▸ Data excerpts:
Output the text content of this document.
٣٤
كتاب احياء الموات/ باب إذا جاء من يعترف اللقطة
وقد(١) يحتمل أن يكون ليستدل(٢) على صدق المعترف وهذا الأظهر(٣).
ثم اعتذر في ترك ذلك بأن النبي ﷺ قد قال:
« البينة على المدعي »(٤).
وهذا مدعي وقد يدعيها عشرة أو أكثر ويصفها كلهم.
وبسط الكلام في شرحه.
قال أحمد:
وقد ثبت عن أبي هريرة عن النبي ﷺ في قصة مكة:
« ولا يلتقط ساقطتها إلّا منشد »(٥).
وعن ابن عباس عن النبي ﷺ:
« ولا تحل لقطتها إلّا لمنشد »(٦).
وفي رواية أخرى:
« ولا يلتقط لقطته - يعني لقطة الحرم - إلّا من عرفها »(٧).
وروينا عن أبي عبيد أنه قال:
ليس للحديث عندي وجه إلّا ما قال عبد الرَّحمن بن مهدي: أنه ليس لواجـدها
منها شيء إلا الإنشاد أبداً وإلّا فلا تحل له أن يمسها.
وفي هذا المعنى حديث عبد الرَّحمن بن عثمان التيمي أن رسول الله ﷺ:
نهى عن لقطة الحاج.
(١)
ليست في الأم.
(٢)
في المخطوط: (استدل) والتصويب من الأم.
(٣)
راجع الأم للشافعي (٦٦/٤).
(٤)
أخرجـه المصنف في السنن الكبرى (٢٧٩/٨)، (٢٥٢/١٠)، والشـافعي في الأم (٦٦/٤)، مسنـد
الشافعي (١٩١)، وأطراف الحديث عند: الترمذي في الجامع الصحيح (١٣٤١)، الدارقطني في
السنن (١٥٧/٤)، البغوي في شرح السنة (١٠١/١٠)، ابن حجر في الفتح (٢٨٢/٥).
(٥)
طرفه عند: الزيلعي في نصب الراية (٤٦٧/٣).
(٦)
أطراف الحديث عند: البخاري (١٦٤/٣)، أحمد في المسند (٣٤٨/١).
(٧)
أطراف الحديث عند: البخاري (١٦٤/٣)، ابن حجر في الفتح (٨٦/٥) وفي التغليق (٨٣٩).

▸ Challenge: Within the material above, find the lines that contain the word "أحمد"; copy them.

▸ Written solution:
قال أحمد:
أطراف الحديث عند: البخاري (١٦٤/٣)، أحمد في المسند (٣٤٨/١).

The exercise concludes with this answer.